▶ TRAVAIL À FAIRE
Rédigez la suite de l'article consacré à l'équipe de campagne de Benoît Hamon, en reprenant juste après sa dernière phrase.

▶ EXTRAIT CITÉ
Benoît Hamon lors de la conférence de presse où il a présenté son équipe de campagne, à Paris le 11 février. | PHILIPPE LOPEZ / AFP

Une ancienne manufacture sur trois étages, au cœur d’un quartier central, populaire et bobo du 10e arrondissement. C’est dans cet espace de co-working ouvert et lumineux (poutres blanches et grandes verrières), nouveau siège de campagne de Benoît Hamon, que ce dernier a dévoilé samedi 11 février l’équipe qui l’accompagnera dans la bataille présidentielle. Aux premières loges de cette conférence de presse : le premier secrétaire du parti Jean-Christophe Cambadélis, la maire de Paris Anne Hidalgo – pendue aux micros pour dire tout le bien qu’elle pense de ce candidat qui veut « faire de la politique autrement » – ou l’ancienne ministre de la famille Dominique Bertinotti, grande déçue du quinquennat. Mais pas d’autres poids lourds du Parti socialiste (PS) ou du gouvernement sous les voûtes en acier du QG, en cet après-midi gelé de février.

Investi il y a une semaine par la Belle alliance populaire, le député des Yvelines – qui plafonne à la quatrième place dans les sondages mais qui devance Jean-Luc Mélenchon – a présenté un organigramme ouvert à la société civile et aux autres sensibilités du PS, constitué avec le souci de rassembler sans se renier. Parmi ses sept porte-parole, figurent ainsi deux proches de François Hollande, la sénatrice Frédérique Espagnac (qui a eu du mal à faire le deuil de la candidature du président sortant) et le député Sébastien Denaja (qui avait intégré l’équipe de Vincent Peillon pendant la primaire). Mais aussi deux soutiens d’Arnaud Montebourg : l’ex-ministre de la culture Aurélie Filippetti et le frondeur Jérôme Guedj.

Un seul proche de Manuel Valls dans son équipe

Le sénateur Luc Carvounas, proche de Manuel Valls, hérite quant à lui de l’animation d’un « conseil parlementaire » – il est le seul vallsiste représenté à ce stade –, tandis que son collègue David Assouline, soutien de Vincent Peillon, sera en charge de la « riposte ». De son côté, le hollandais Rachid Temal aura la charge stratégique de la mobilisation du parti (meetings, etc.). « Je ne leur ai pas demandé de venir avec leur étiquette Peillon, Montebourg, Valls ou Hollande », a tenté de faire valoir Benoît Hamon, qui s’est défendu d’avoir élaboré un « casting » respectant toutes les sensibilités. « Ce n’est pas un congrès du PS », a assuré celui qui se voit précisément reprocher de faire une campagne de congrès plutôt qu’une campagne présidentielle.

Le siège de campagne de Benoît Hamon a été installé dans une ancienne manufacture située au cœur du 10e arrondissement. | PHILIPPE LOPEZ / AFP

Le candidat du PS a également annoncé la mise en place d’une « gouvernance citoyenne ». Il sera entouré de sept personnalités de la société civile, censées l’alimenter en idées et propositions pendant la campagne : l’économiste Thomas Piketty (question européenne), la sociologue Dominique Méda (travail), l’économiste Julia Cagé (questions économiques), Salah Amokrane (justice sociale et égalité), Nicolas Hazard (entrepreneuriat), l’épidémiologiste Alfred Spira (santé) et François Gémenne (environnement).

▶ DONNÉES ENREGISTRÉES
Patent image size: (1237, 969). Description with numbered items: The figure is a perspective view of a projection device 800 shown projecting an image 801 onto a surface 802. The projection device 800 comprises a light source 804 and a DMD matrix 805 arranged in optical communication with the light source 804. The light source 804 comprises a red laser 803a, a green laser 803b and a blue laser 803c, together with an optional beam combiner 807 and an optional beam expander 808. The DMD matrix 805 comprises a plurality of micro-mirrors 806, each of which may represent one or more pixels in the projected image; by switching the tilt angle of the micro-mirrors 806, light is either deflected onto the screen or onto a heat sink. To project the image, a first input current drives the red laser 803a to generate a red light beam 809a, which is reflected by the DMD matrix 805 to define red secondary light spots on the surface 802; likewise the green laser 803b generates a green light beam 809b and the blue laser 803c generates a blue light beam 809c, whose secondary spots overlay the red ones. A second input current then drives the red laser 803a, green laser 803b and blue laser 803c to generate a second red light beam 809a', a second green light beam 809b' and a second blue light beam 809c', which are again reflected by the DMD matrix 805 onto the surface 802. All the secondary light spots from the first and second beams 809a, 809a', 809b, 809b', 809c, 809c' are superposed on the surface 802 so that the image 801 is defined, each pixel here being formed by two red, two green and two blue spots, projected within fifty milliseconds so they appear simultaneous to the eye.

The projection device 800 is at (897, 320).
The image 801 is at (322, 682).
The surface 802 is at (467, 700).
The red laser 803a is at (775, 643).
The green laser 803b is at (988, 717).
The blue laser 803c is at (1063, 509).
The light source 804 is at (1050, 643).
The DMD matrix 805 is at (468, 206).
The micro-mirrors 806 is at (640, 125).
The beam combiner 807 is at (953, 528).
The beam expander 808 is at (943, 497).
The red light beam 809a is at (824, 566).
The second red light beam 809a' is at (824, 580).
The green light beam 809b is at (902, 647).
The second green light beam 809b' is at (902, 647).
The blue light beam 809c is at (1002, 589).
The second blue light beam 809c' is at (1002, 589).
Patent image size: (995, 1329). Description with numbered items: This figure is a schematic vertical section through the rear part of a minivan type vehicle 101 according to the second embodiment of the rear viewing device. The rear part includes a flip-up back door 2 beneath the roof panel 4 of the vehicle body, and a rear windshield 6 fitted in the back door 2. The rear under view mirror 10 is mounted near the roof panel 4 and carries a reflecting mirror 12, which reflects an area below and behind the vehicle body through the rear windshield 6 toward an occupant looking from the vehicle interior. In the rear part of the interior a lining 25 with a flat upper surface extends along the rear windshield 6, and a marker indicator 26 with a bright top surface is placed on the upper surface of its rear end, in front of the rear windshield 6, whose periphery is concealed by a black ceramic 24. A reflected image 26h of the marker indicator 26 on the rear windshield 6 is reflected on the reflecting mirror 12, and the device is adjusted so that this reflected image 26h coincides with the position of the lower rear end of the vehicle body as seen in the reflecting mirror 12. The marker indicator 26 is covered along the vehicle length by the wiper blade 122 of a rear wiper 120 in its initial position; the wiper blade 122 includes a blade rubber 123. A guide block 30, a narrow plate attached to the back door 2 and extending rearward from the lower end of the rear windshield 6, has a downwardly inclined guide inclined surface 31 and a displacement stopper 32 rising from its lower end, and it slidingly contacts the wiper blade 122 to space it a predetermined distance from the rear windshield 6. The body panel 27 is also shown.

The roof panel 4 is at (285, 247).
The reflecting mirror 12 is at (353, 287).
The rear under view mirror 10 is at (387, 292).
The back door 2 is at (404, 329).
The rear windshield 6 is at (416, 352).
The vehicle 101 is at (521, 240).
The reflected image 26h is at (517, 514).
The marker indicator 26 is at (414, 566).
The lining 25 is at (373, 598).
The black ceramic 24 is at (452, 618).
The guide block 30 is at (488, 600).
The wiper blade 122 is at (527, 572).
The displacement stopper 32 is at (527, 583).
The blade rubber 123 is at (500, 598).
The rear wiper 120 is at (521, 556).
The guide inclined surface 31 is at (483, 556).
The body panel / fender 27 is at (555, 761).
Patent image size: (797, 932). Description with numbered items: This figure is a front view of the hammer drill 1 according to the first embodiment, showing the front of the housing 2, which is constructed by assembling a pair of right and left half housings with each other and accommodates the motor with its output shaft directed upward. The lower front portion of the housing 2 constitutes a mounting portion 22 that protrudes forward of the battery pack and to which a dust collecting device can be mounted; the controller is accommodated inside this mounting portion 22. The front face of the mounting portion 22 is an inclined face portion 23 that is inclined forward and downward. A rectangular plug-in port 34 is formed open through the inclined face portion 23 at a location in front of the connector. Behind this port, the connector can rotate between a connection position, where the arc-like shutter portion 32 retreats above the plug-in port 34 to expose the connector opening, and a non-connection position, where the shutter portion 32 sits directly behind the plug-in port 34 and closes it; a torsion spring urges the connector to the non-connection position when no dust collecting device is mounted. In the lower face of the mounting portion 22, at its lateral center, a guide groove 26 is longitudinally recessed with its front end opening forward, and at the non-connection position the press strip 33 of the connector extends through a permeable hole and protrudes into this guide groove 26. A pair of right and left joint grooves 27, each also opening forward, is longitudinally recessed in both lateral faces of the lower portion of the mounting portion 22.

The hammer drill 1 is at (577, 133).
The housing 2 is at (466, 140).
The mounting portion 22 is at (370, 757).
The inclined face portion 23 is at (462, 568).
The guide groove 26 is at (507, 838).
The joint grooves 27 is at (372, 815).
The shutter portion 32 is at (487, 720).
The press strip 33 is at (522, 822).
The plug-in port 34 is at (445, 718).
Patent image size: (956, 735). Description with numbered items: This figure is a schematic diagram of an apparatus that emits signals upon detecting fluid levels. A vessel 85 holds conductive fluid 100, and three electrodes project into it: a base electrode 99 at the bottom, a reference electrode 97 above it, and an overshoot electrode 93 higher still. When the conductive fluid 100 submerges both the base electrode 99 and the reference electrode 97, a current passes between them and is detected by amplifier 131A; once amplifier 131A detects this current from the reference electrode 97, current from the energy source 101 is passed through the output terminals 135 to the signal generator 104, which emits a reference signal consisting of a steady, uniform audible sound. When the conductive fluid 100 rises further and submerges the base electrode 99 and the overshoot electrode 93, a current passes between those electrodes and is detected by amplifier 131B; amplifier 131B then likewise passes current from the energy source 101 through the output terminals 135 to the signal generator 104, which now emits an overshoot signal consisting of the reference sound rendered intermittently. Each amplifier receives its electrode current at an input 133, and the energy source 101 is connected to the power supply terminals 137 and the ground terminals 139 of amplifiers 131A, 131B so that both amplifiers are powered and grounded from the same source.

▶ RÉSULTAT
Ce « laboratoire d’idées » sera animé par la philosophe Sandra Laugier, proche du mouvement Nuit debout et qui s’est souvent montrée extrêmement critique avec la « gauche de gouvernement » qu’elle a accusée de « s’effondrer à force de reniements, d’inconsistance ou de conflits mettant cruellement à nu les appétits de pouvoir » (Qu’est-ce que la gauche ?, dirigé par Cécile Amar et Marie-Laure Delorme, Fayard, 2017).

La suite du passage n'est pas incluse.